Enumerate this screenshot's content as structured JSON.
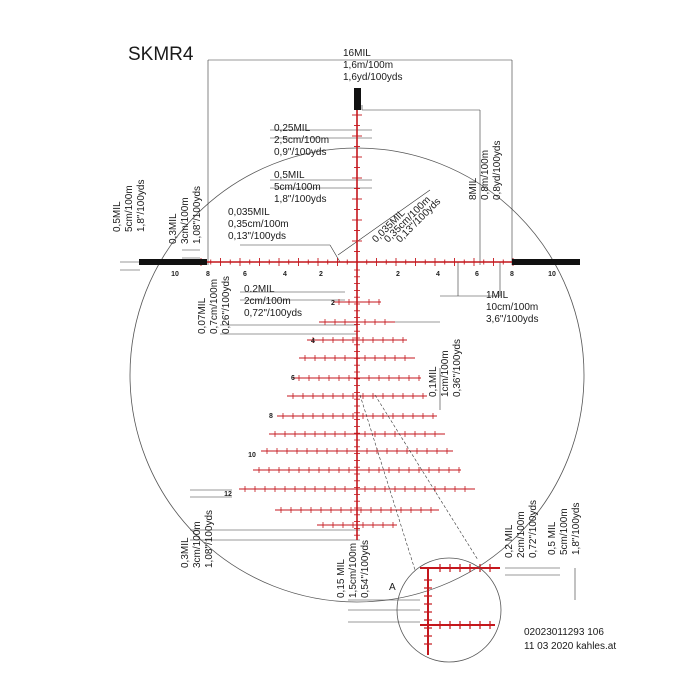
{
  "title": "SKMR4",
  "annotations": {
    "top_span": [
      "16MIL",
      "1,6m/100m",
      "1,6yd/100yds"
    ],
    "mil_025": [
      "0,25MIL",
      "2,5cm/100m",
      "0,9\"/100yds"
    ],
    "mil_05_top": [
      "0,5MIL",
      "5cm/100m",
      "1,8\"/100yds"
    ],
    "mil_8": [
      "8MIL",
      "0,8m/100m",
      "0,8yd/100yds"
    ],
    "left_05": [
      "0,5MIL",
      "5cm/100m",
      "1,8\"/100yds"
    ],
    "left_03": [
      "0,3MIL",
      "3cm/100m",
      "1,08\"/100yds"
    ],
    "left_0035": [
      "0,035MIL",
      "0,35cm/100m",
      "0,13\"/100yds"
    ],
    "diag_0035": [
      "0,035MIL",
      "0,35cm/100m",
      "0,13\"/100yds"
    ],
    "mil_02": [
      "0.2MIL",
      "2cm/100m",
      "0,72\"/100yds"
    ],
    "left_007": [
      "0,07MIL",
      "0,7cm/100m",
      "0,26\"/100yds"
    ],
    "mil_1": [
      "1MIL",
      "10cm/100m",
      "3,6\"/100yds"
    ],
    "mil_01": [
      "0,1MIL",
      "1cm/100m",
      "0,36\"/100yds"
    ],
    "bottom_03": [
      "0,3MIL",
      "3cm/100m",
      "1,08\"/100yds"
    ],
    "bottom_015": [
      "0,15 MIL",
      "1,5cm/100m",
      "0,54\"/100yds"
    ],
    "detail_02": [
      "0,2 MIL",
      "2cm/100m",
      "0,72\"/100yds"
    ],
    "detail_05": [
      "0,5 MIL",
      "5cm/100m",
      "1,8\"/100yds"
    ],
    "detail_label": "A",
    "footer": [
      "02023011293 106",
      "11 03 2020 kahles.at"
    ]
  },
  "scale": {
    "left_numbers": [
      "10",
      "8",
      "6",
      "4",
      "2"
    ],
    "right_numbers": [
      "2",
      "4",
      "6",
      "8",
      "10"
    ],
    "drop_numbers": [
      "2",
      "4",
      "6",
      "8",
      "10",
      "12"
    ]
  },
  "colors": {
    "reticle": "#c4161c",
    "ink": "#111111"
  }
}
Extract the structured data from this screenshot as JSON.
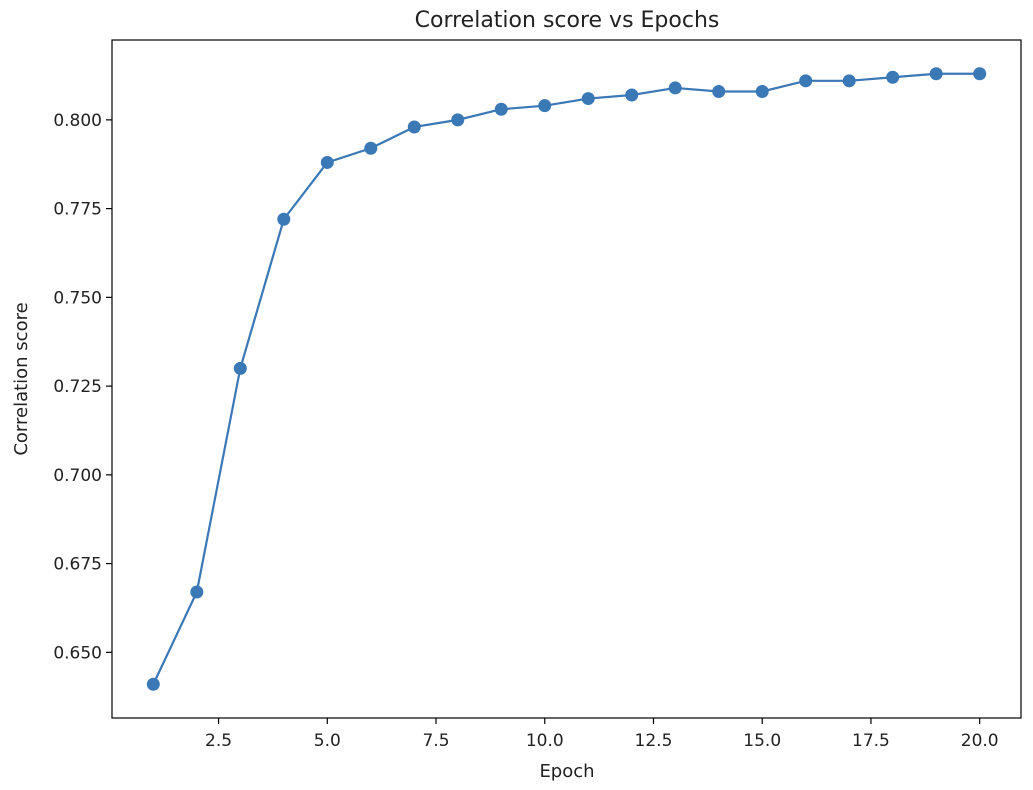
{
  "chart_data": {
    "type": "line",
    "title": "Correlation score vs Epochs",
    "xlabel": "Epoch",
    "ylabel": "Correlation score",
    "x": [
      1,
      2,
      3,
      4,
      5,
      6,
      7,
      8,
      9,
      10,
      11,
      12,
      13,
      14,
      15,
      16,
      17,
      18,
      19,
      20
    ],
    "series": [
      {
        "values": [
          0.641,
          0.667,
          0.73,
          0.772,
          0.788,
          0.792,
          0.798,
          0.8,
          0.803,
          0.804,
          0.806,
          0.807,
          0.809,
          0.808,
          0.808,
          0.811,
          0.811,
          0.812,
          0.813,
          0.813
        ],
        "color": "#3a78b6",
        "marker": "circle"
      }
    ],
    "xlim": [
      0.05,
      20.95
    ],
    "ylim": [
      0.6315,
      0.8225
    ],
    "xticks": [
      2.5,
      5.0,
      7.5,
      10.0,
      12.5,
      15.0,
      17.5,
      20.0
    ],
    "xtick_labels": [
      "2.5",
      "5.0",
      "7.5",
      "10.0",
      "12.5",
      "15.0",
      "17.5",
      "20.0"
    ],
    "yticks": [
      0.65,
      0.675,
      0.7,
      0.725,
      0.75,
      0.775,
      0.8
    ],
    "ytick_labels": [
      "0.650",
      "0.675",
      "0.700",
      "0.725",
      "0.750",
      "0.775",
      "0.800"
    ],
    "grid": false,
    "legend": "none"
  }
}
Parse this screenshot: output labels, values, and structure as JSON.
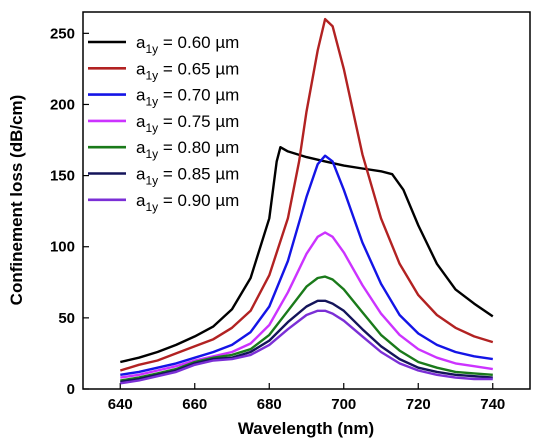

■ ■ ■ ■ ■ ■ ■

**Exercise directions**. Transcribe every record above exactly as written, leaving out any pictures.

**Task solution**.
Enumerate this screenshot's content as structured JSON.
{
  "title": "SKMR4",
  "annotations": {
    "top_span": [
      "16MIL",
      "1,6m/100m",
      "1,6yd/100yds"
    ],
    "mil_025": [
      "0,25MIL",
      "2,5cm/100m",
      "0,9\"/100yds"
    ],
    "mil_05_top": [
      "0,5MIL",
      "5cm/100m",
      "1,8\"/100yds"
    ],
    "mil_8": [
      "8MIL",
      "0,8m/100m",
      "0,8yd/100yds"
    ],
    "left_05": [
      "0,5MIL",
      "5cm/100m",
      "1,8\"/100yds"
    ],
    "left_03": [
      "0,3MIL",
      "3cm/100m",
      "1,08\"/100yds"
    ],
    "left_0035": [
      "0,035MIL",
      "0,35cm/100m",
      "0,13\"/100yds"
    ],
    "diag_0035": [
      "0,035MIL",
      "0,35cm/100m",
      "0,13\"/100yds"
    ],
    "mil_02": [
      "0.2MIL",
      "2cm/100m",
      "0,72\"/100yds"
    ],
    "left_007": [
      "0,07MIL",
      "0,7cm/100m",
      "0,26\"/100yds"
    ],
    "mil_1": [
      "1MIL",
      "10cm/100m",
      "3,6\"/100yds"
    ],
    "mil_01": [
      "0,1MIL",
      "1cm/100m",
      "0,36\"/100yds"
    ],
    "bottom_03": [
      "0,3MIL",
      "3cm/100m",
      "1,08\"/100yds"
    ],
    "bottom_015": [
      "0,15 MIL",
      "1,5cm/100m",
      "0,54\"/100yds"
    ],
    "detail_02": [
      "0,2 MIL",
      "2cm/100m",
      "0,72\"/100yds"
    ],
    "detail_05": [
      "0,5 MIL",
      "5cm/100m",
      "1,8\"/100yds"
    ],
    "detail_label": "A",
    "footer": [
      "02023011293 106",
      "11 03 2020 kahles.at"
    ]
  },
  "scale": {
    "left_numbers": [
      "10",
      "8",
      "6",
      "4",
      "2"
    ],
    "right_numbers": [
      "2",
      "4",
      "6",
      "8",
      "10"
    ],
    "drop_numbers": [
      "2",
      "4",
      "6",
      "8",
      "10",
      "12"
    ]
  },
  "colors": {
    "reticle": "#c4161c",
    "ink": "#111111"
  }
}
Extract the structured data from this screenshot as JSON.
{
  "chart_data": {
    "type": "line",
    "title": "Correlation score vs Epochs",
    "xlabel": "Epoch",
    "ylabel": "Correlation score",
    "x": [
      1,
      2,
      3,
      4,
      5,
      6,
      7,
      8,
      9,
      10,
      11,
      12,
      13,
      14,
      15,
      16,
      17,
      18,
      19,
      20
    ],
    "series": [
      {
        "values": [
          0.641,
          0.667,
          0.73,
          0.772,
          0.788,
          0.792,
          0.798,
          0.8,
          0.803,
          0.804,
          0.806,
          0.807,
          0.809,
          0.808,
          0.808,
          0.811,
          0.811,
          0.812,
          0.813,
          0.813
        ],
        "color": "#3a78b6",
        "marker": "circle"
      }
    ],
    "xlim": [
      0.05,
      20.95
    ],
    "ylim": [
      0.6315,
      0.8225
    ],
    "xticks": [
      2.5,
      5.0,
      7.5,
      10.0,
      12.5,
      15.0,
      17.5,
      20.0
    ],
    "xtick_labels": [
      "2.5",
      "5.0",
      "7.5",
      "10.0",
      "12.5",
      "15.0",
      "17.5",
      "20.0"
    ],
    "yticks": [
      0.65,
      0.675,
      0.7,
      0.725,
      0.75,
      0.775,
      0.8
    ],
    "ytick_labels": [
      "0.650",
      "0.675",
      "0.700",
      "0.725",
      "0.750",
      "0.775",
      "0.800"
    ],
    "grid": false,
    "legend": "none"
  }
}
Parse this screenshot: output labels, values, and structure as JSON.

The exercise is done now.